*** Opening of Input data ***
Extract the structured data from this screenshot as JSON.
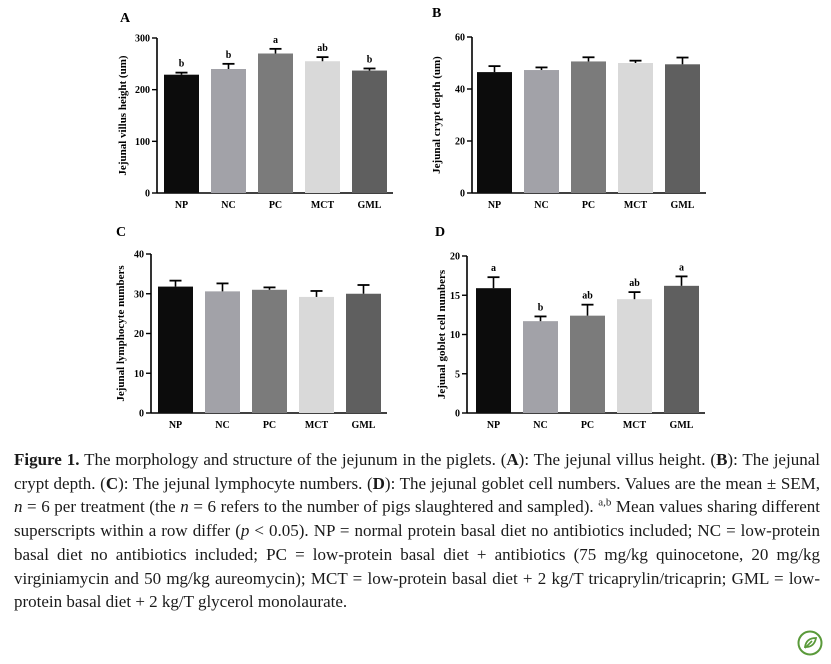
{
  "chart_data": [
    {
      "type": "bar",
      "panel_label": "A",
      "ylabel": "Jejunal villus height (um)",
      "categories": [
        "NP",
        "NC",
        "PC",
        "MCT",
        "GML"
      ],
      "values": [
        229,
        240,
        270,
        255,
        237
      ],
      "errors": [
        4,
        10,
        9,
        8,
        4
      ],
      "superscripts": [
        "b",
        "b",
        "a",
        "ab",
        "b"
      ],
      "ylim": [
        0,
        300
      ],
      "yticks": [
        0,
        100,
        200,
        300
      ],
      "bar_colors": [
        "#0c0c0c",
        "#a2a2a8",
        "#7b7b7b",
        "#d9d9d9",
        "#5f5f5f"
      ]
    },
    {
      "type": "bar",
      "panel_label": "B",
      "ylabel": "Jejunal crypt depth (um)",
      "categories": [
        "NP",
        "NC",
        "PC",
        "MCT",
        "GML"
      ],
      "values": [
        46.5,
        47.3,
        50.6,
        50.0,
        49.5
      ],
      "errors": [
        2.3,
        1.0,
        1.6,
        0.9,
        2.6
      ],
      "superscripts": [
        "",
        "",
        "",
        "",
        ""
      ],
      "ylim": [
        0,
        60
      ],
      "yticks": [
        0,
        20,
        40,
        60
      ],
      "bar_colors": [
        "#0c0c0c",
        "#a2a2a8",
        "#7b7b7b",
        "#d9d9d9",
        "#5f5f5f"
      ]
    },
    {
      "type": "bar",
      "panel_label": "C",
      "ylabel": "Jejunal lymphocyte numbers",
      "categories": [
        "NP",
        "NC",
        "PC",
        "MCT",
        "GML"
      ],
      "values": [
        31.8,
        30.6,
        31.0,
        29.2,
        30.0
      ],
      "errors": [
        1.5,
        2.0,
        0.6,
        1.5,
        2.2
      ],
      "superscripts": [
        "",
        "",
        "",
        "",
        ""
      ],
      "ylim": [
        0,
        40
      ],
      "yticks": [
        0,
        10,
        20,
        30,
        40
      ],
      "bar_colors": [
        "#0c0c0c",
        "#a2a2a8",
        "#7b7b7b",
        "#d9d9d9",
        "#5f5f5f"
      ]
    },
    {
      "type": "bar",
      "panel_label": "D",
      "ylabel": "Jejunal goblet cell numbers",
      "categories": [
        "NP",
        "NC",
        "PC",
        "MCT",
        "GML"
      ],
      "values": [
        15.9,
        11.7,
        12.4,
        14.5,
        16.2
      ],
      "errors": [
        1.4,
        0.6,
        1.4,
        0.9,
        1.2
      ],
      "superscripts": [
        "a",
        "b",
        "ab",
        "ab",
        "a"
      ],
      "ylim": [
        0,
        20
      ],
      "yticks": [
        0,
        5,
        10,
        15,
        20
      ],
      "bar_colors": [
        "#0c0c0c",
        "#a2a2a8",
        "#7b7b7b",
        "#d9d9d9",
        "#5f5f5f"
      ]
    }
  ],
  "caption": {
    "figure_label": "Figure 1.",
    "title": " The morphology and structure of the jejunum in the piglets. (",
    "A_label": "A",
    "A_text": "): The jejunal villus height. (",
    "B_label": "B",
    "B_text": "): The jejunal crypt depth. (",
    "C_label": "C",
    "C_text": "): The jejunal lymphocyte numbers. (",
    "D_label": "D",
    "D_text": "): The jejunal goblet cell numbers. Values are the mean ± SEM, ",
    "n1": "n",
    "mid1": " = 6 per treatment (the ",
    "n2": "n",
    "mid2": " = 6 refers to the number of pigs slaughtered and sampled). ",
    "superscript": "a,b",
    "mid3": " Mean values sharing different superscripts within a row differ (",
    "p": "p",
    "rest": " < 0.05). NP = normal protein basal diet no antibiotics included; NC = low-protein basal diet no antibiotics included; PC = low-protein basal diet + antibiotics (75 mg/kg quinocetone, 20 mg/kg virginiamycin and 50 mg/kg aureomycin); MCT = low-protein basal diet + 2 kg/T tricaprylin/tricaprin; GML = low-protein basal diet + 2 kg/T glycerol monolaurate."
  },
  "logo": {
    "icon": "leaf-badge-icon",
    "color": "#5a9a3a"
  }
}
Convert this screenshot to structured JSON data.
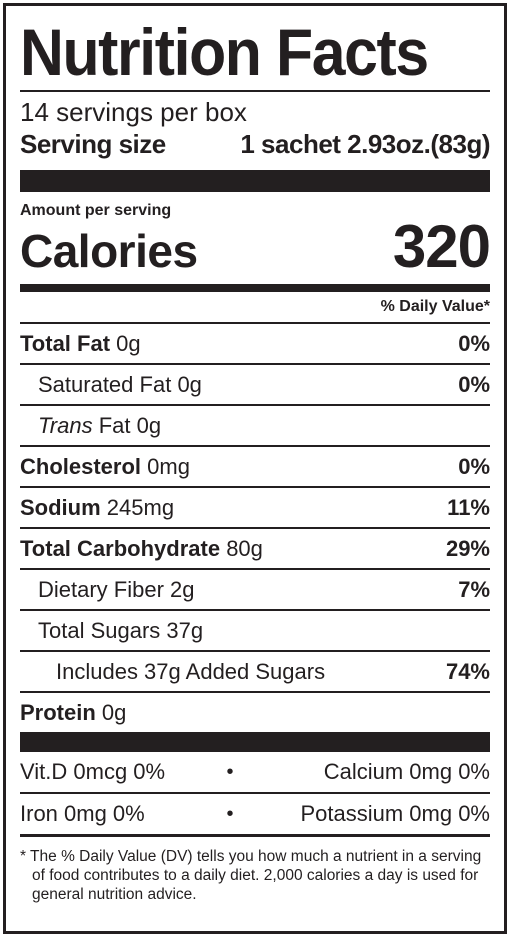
{
  "label": {
    "title": "Nutrition Facts",
    "servings_per_container": "14 servings per box",
    "serving_size_label": "Serving size",
    "serving_size_value": "1 sachet 2.93oz.(83g)",
    "amount_per_serving": "Amount per serving",
    "calories_label": "Calories",
    "calories_value": "320",
    "daily_value_header": "% Daily Value*"
  },
  "nutrients": {
    "total_fat": {
      "name": "Total Fat",
      "amount": "0g",
      "dv": "0%"
    },
    "saturated_fat": {
      "name": "Saturated Fat",
      "amount": "0g",
      "dv": "0%"
    },
    "trans_fat": {
      "name_italic": "Trans",
      "name_rest": "Fat",
      "amount": "0g",
      "dv": ""
    },
    "cholesterol": {
      "name": "Cholesterol",
      "amount": "0mg",
      "dv": "0%"
    },
    "sodium": {
      "name": "Sodium",
      "amount": "245mg",
      "dv": "11%"
    },
    "total_carbohydrate": {
      "name": "Total Carbohydrate",
      "amount": "80g",
      "dv": "29%"
    },
    "dietary_fiber": {
      "name": "Dietary Fiber",
      "amount": "2g",
      "dv": "7%"
    },
    "total_sugars": {
      "name": "Total Sugars",
      "amount": "37g",
      "dv": ""
    },
    "added_sugars": {
      "name": "Includes 37g Added Sugars",
      "dv": "74%"
    },
    "protein": {
      "name": "Protein",
      "amount": "0g"
    }
  },
  "vitamins": {
    "row1_left": "Vit.D 0mcg 0%",
    "row1_right": "Calcium 0mg 0%",
    "row2_left": "Iron 0mg 0%",
    "row2_right": "Potassium 0mg 0%",
    "bullet": "•"
  },
  "footnote": "* The % Daily Value (DV) tells you how much a nutrient in a serving of food contributes to a daily diet. 2,000 calories a day is used for general nutrition advice."
}
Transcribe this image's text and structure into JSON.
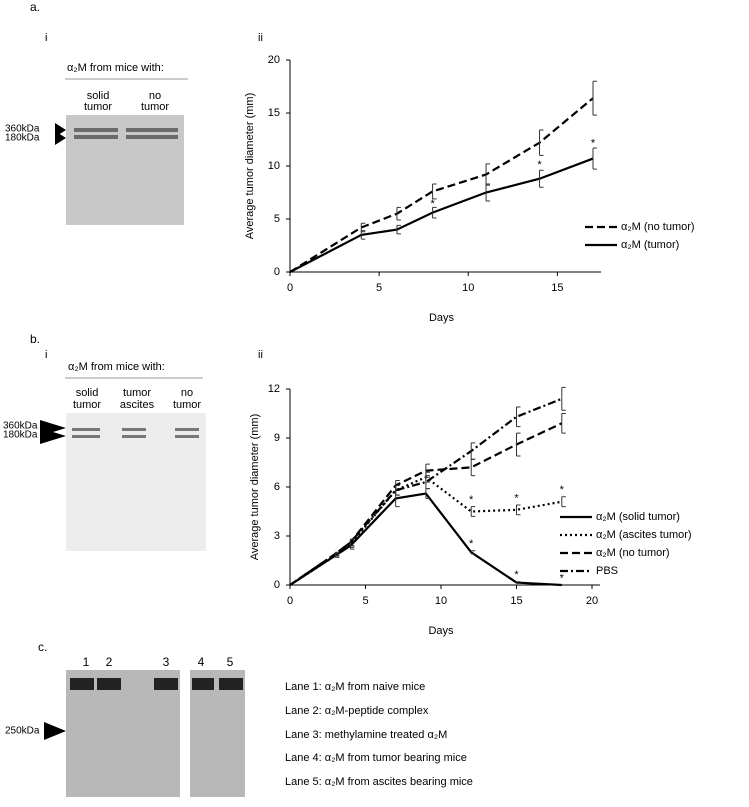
{
  "panels": {
    "a": {
      "label": "a.",
      "gel_label": "i",
      "chart_label": "ii",
      "header": "α₂M from mice with:",
      "lanes": [
        [
          "solid",
          "tumor"
        ],
        [
          "no",
          "tumor"
        ]
      ],
      "markers": [
        "360kDa",
        "180kDa"
      ]
    },
    "b": {
      "label": "b.",
      "gel_label": "i",
      "chart_label": "ii",
      "header": "α₂M from mice with:",
      "lanes": [
        [
          "solid",
          "tumor"
        ],
        [
          "tumor",
          "ascites"
        ],
        [
          "no",
          "tumor"
        ]
      ],
      "markers": [
        "360kDa",
        "180kDa"
      ]
    },
    "c": {
      "label": "c.",
      "lanes": [
        "1",
        "2",
        "3",
        "4",
        "5"
      ],
      "marker": "250kDa",
      "descriptions": [
        "Lane 1: α₂M from naive mice",
        "Lane 2: α₂M-peptide complex",
        "Lane 3: methylamine treated α₂M",
        "Lane 4: α₂M from tumor bearing mice",
        "Lane 5: α₂M from ascites bearing mice"
      ]
    }
  },
  "chart_data": [
    {
      "type": "line",
      "x_label": "Days",
      "y_label": "Average tumor diameter (mm)",
      "xlim": [
        0,
        17
      ],
      "ylim": [
        0,
        20
      ],
      "xticks": [
        0,
        5,
        10,
        15
      ],
      "yticks": [
        0,
        5,
        10,
        15,
        20
      ],
      "grid": false,
      "legend": "right",
      "x": [
        0,
        4,
        6,
        8,
        11,
        14,
        17
      ],
      "series": [
        {
          "name": "α₂M (no tumor)",
          "color": "#000000",
          "style": "dashed",
          "values": [
            0,
            4.2,
            5.5,
            7.6,
            9.2,
            12.2,
            16.4
          ],
          "errors": [
            0,
            0.4,
            0.6,
            0.7,
            1.0,
            1.2,
            1.6
          ]
        },
        {
          "name": "α₂M (tumor)",
          "color": "#000000",
          "style": "solid",
          "values": [
            0,
            3.5,
            4.0,
            5.6,
            7.5,
            8.8,
            10.7
          ],
          "errors": [
            0,
            0.4,
            0.4,
            0.5,
            0.8,
            0.8,
            1.0
          ]
        }
      ],
      "annotations": [
        {
          "text": "*",
          "x": 8,
          "y": 6.4
        },
        {
          "text": "*",
          "x": 14,
          "y": 10.1
        },
        {
          "text": "*",
          "x": 17,
          "y": 12.1
        }
      ]
    },
    {
      "type": "line",
      "x_label": "Days",
      "y_label": "Average tumor diameter (mm)",
      "xlim": [
        0,
        20
      ],
      "ylim": [
        0,
        12
      ],
      "xticks": [
        0,
        5,
        10,
        15,
        20
      ],
      "yticks": [
        0,
        3,
        6,
        9,
        12
      ],
      "grid": false,
      "legend": "right",
      "x": [
        0,
        3,
        4,
        7,
        9,
        12,
        15,
        18
      ],
      "series": [
        {
          "name": "α₂M (solid tumor)",
          "color": "#000000",
          "style": "solid",
          "values": [
            0,
            1.8,
            2.4,
            5.3,
            5.6,
            2.0,
            0.15,
            0
          ],
          "errors": [
            0,
            0.1,
            0.2,
            0.5,
            0.3,
            0.1,
            0.05,
            0
          ]
        },
        {
          "name": "α₂M (ascites tumor)",
          "color": "#000000",
          "style": "dotted",
          "values": [
            0,
            1.8,
            2.5,
            5.8,
            6.6,
            4.5,
            4.6,
            5.1
          ],
          "errors": [
            0,
            0.1,
            0.2,
            0.3,
            0.3,
            0.3,
            0.3,
            0.3
          ]
        },
        {
          "name": "α₂M (no tumor)",
          "color": "#000000",
          "style": "dashed",
          "values": [
            0,
            1.9,
            2.6,
            6.1,
            7.0,
            7.2,
            8.6,
            9.9
          ],
          "errors": [
            0,
            0.1,
            0.2,
            0.3,
            0.4,
            0.5,
            0.7,
            0.6
          ]
        },
        {
          "name": "PBS",
          "color": "#000000",
          "style": "dashdot",
          "values": [
            0,
            1.9,
            2.6,
            5.8,
            6.3,
            8.2,
            10.3,
            11.4
          ],
          "errors": [
            0,
            0.1,
            0.2,
            0.3,
            0.4,
            0.5,
            0.6,
            0.7
          ]
        }
      ],
      "annotations": [
        {
          "text": "*",
          "x": 12,
          "y": 2.5
        },
        {
          "text": "*",
          "x": 15,
          "y": 0.6
        },
        {
          "text": "*",
          "x": 18,
          "y": 0.4
        },
        {
          "text": "*",
          "x": 12,
          "y": 5.2
        },
        {
          "text": "*",
          "x": 15,
          "y": 5.3
        },
        {
          "text": "*",
          "x": 18,
          "y": 5.8
        }
      ]
    }
  ]
}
*** Close of Input data ***
• [Problem to solve]:
Looking at the data above, how many lines hold the word "numbers"? Respond with the number alone.

• [Result below]:
4